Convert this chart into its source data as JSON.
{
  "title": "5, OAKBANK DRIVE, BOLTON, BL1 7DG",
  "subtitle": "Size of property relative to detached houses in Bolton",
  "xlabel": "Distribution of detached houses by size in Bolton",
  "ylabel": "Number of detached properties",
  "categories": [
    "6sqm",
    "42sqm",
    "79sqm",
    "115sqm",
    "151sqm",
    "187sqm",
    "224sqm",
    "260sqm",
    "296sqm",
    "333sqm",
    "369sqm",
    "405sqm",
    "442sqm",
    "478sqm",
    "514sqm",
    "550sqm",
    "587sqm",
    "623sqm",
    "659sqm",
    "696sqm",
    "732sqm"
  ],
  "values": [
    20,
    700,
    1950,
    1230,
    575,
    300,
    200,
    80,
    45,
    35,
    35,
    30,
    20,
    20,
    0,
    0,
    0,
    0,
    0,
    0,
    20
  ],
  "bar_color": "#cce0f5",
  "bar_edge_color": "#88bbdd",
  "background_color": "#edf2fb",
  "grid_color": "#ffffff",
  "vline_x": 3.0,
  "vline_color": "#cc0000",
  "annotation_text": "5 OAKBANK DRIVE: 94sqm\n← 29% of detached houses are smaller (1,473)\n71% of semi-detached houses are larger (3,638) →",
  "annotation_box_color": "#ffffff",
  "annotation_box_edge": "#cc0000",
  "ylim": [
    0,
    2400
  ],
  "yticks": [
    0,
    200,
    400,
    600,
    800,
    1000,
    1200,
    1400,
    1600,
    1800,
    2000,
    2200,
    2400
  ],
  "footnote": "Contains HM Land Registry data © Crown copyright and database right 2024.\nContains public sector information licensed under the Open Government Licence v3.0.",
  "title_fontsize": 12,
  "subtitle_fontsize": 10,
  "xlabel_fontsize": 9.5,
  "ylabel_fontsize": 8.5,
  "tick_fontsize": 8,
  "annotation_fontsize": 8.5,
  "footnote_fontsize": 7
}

■ ■ ■ ■

### TASK STATEMENT
Write out the entries above once more, without altering anything.

### EXERCISE ANSWER
Convert this chart into its source data as JSON.
{
  "title": "5, OAKBANK DRIVE, BOLTON, BL1 7DG",
  "subtitle": "Size of property relative to detached houses in Bolton",
  "xlabel": "Distribution of detached houses by size in Bolton",
  "ylabel": "Number of detached properties",
  "categories": [
    "6sqm",
    "42sqm",
    "79sqm",
    "115sqm",
    "151sqm",
    "187sqm",
    "224sqm",
    "260sqm",
    "296sqm",
    "333sqm",
    "369sqm",
    "405sqm",
    "442sqm",
    "478sqm",
    "514sqm",
    "550sqm",
    "587sqm",
    "623sqm",
    "659sqm",
    "696sqm",
    "732sqm"
  ],
  "values": [
    20,
    700,
    1950,
    1230,
    575,
    300,
    200,
    80,
    45,
    35,
    35,
    30,
    20,
    20,
    0,
    0,
    0,
    0,
    0,
    0,
    20
  ],
  "bar_color": "#cce0f5",
  "bar_edge_color": "#88bbdd",
  "background_color": "#edf2fb",
  "grid_color": "#ffffff",
  "vline_x": 3.0,
  "vline_color": "#cc0000",
  "annotation_text": "5 OAKBANK DRIVE: 94sqm\n← 29% of detached houses are smaller (1,473)\n71% of semi-detached houses are larger (3,638) →",
  "annotation_box_color": "#ffffff",
  "annotation_box_edge": "#cc0000",
  "ylim": [
    0,
    2400
  ],
  "yticks": [
    0,
    200,
    400,
    600,
    800,
    1000,
    1200,
    1400,
    1600,
    1800,
    2000,
    2200,
    2400
  ],
  "footnote": "Contains HM Land Registry data © Crown copyright and database right 2024.\nContains public sector information licensed under the Open Government Licence v3.0.",
  "title_fontsize": 12,
  "subtitle_fontsize": 10,
  "xlabel_fontsize": 9.5,
  "ylabel_fontsize": 8.5,
  "tick_fontsize": 8,
  "annotation_fontsize": 8.5,
  "footnote_fontsize": 7
}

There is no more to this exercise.